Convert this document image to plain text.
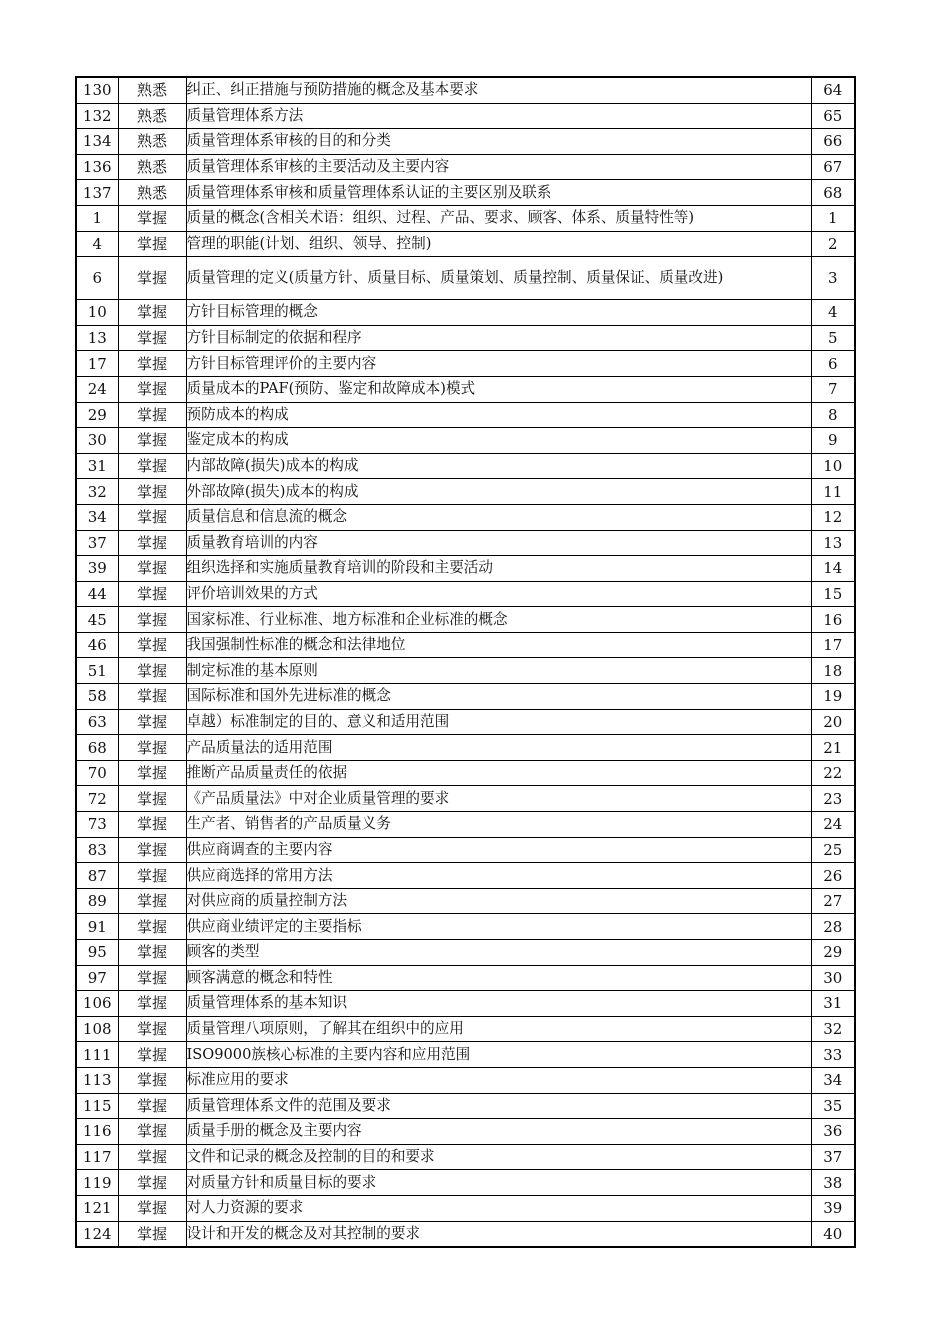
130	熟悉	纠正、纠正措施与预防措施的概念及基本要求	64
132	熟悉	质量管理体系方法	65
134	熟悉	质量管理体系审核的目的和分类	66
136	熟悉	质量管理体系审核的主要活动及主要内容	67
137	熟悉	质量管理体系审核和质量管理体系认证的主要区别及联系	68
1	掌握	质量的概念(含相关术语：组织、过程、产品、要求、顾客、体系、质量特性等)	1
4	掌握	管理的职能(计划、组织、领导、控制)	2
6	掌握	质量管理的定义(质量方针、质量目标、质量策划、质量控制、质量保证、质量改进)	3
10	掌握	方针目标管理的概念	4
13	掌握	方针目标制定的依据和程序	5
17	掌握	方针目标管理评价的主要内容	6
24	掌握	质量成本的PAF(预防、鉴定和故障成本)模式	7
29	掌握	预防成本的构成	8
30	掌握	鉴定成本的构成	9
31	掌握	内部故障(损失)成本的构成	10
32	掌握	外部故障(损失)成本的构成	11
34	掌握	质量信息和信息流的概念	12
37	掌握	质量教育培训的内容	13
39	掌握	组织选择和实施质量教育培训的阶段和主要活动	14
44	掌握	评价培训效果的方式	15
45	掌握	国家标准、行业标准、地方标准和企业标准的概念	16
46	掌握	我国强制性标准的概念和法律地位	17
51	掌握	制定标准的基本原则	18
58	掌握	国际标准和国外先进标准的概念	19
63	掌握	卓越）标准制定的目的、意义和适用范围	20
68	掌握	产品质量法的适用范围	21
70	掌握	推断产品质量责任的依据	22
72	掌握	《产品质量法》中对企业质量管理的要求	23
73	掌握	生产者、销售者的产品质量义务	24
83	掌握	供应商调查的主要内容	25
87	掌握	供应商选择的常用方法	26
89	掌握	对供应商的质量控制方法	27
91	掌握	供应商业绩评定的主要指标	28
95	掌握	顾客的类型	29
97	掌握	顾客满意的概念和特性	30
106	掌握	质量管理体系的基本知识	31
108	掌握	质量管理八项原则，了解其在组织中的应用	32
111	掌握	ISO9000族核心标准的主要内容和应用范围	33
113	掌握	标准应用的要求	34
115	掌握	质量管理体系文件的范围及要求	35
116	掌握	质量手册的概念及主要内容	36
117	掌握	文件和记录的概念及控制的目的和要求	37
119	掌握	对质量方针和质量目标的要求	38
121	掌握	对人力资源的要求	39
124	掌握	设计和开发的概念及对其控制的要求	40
····················
SET EXERCISE
Copy the whole of the material above exactly, but not its images.

TASK RESULT
Convert this document image to plain text.
130	熟悉	纠正、纠正措施与预防措施的概念及基本要求	64
132	熟悉	质量管理体系方法	65
134	熟悉	质量管理体系审核的目的和分类	66
136	熟悉	质量管理体系审核的主要活动及主要内容	67
137	熟悉	质量管理体系审核和质量管理体系认证的主要区别及联系	68
1	掌握	质量的概念(含相关术语：组织、过程、产品、要求、顾客、体系、质量特性等)	1
4	掌握	管理的职能(计划、组织、领导、控制)	2
6	掌握	质量管理的定义(质量方针、质量目标、质量策划、质量控制、质量保证、质量改进)	3
10	掌握	方针目标管理的概念	4
13	掌握	方针目标制定的依据和程序	5
17	掌握	方针目标管理评价的主要内容	6
24	掌握	质量成本的PAF(预防、鉴定和故障成本)模式	7
29	掌握	预防成本的构成	8
30	掌握	鉴定成本的构成	9
31	掌握	内部故障(损失)成本的构成	10
32	掌握	外部故障(损失)成本的构成	11
34	掌握	质量信息和信息流的概念	12
37	掌握	质量教育培训的内容	13
39	掌握	组织选择和实施质量教育培训的阶段和主要活动	14
44	掌握	评价培训效果的方式	15
45	掌握	国家标准、行业标准、地方标准和企业标准的概念	16
46	掌握	我国强制性标准的概念和法律地位	17
51	掌握	制定标准的基本原则	18
58	掌握	国际标准和国外先进标准的概念	19
63	掌握	卓越）标准制定的目的、意义和适用范围	20
68	掌握	产品质量法的适用范围	21
70	掌握	推断产品质量责任的依据	22
72	掌握	《产品质量法》中对企业质量管理的要求	23
73	掌握	生产者、销售者的产品质量义务	24
83	掌握	供应商调查的主要内容	25
87	掌握	供应商选择的常用方法	26
89	掌握	对供应商的质量控制方法	27
91	掌握	供应商业绩评定的主要指标	28
95	掌握	顾客的类型	29
97	掌握	顾客满意的概念和特性	30
106	掌握	质量管理体系的基本知识	31
108	掌握	质量管理八项原则，了解其在组织中的应用	32
111	掌握	ISO9000族核心标准的主要内容和应用范围	33
113	掌握	标准应用的要求	34
115	掌握	质量管理体系文件的范围及要求	35
116	掌握	质量手册的概念及主要内容	36
117	掌握	文件和记录的概念及控制的目的和要求	37
119	掌握	对质量方针和质量目标的要求	38
121	掌握	对人力资源的要求	39
124	掌握	设计和开发的概念及对其控制的要求	40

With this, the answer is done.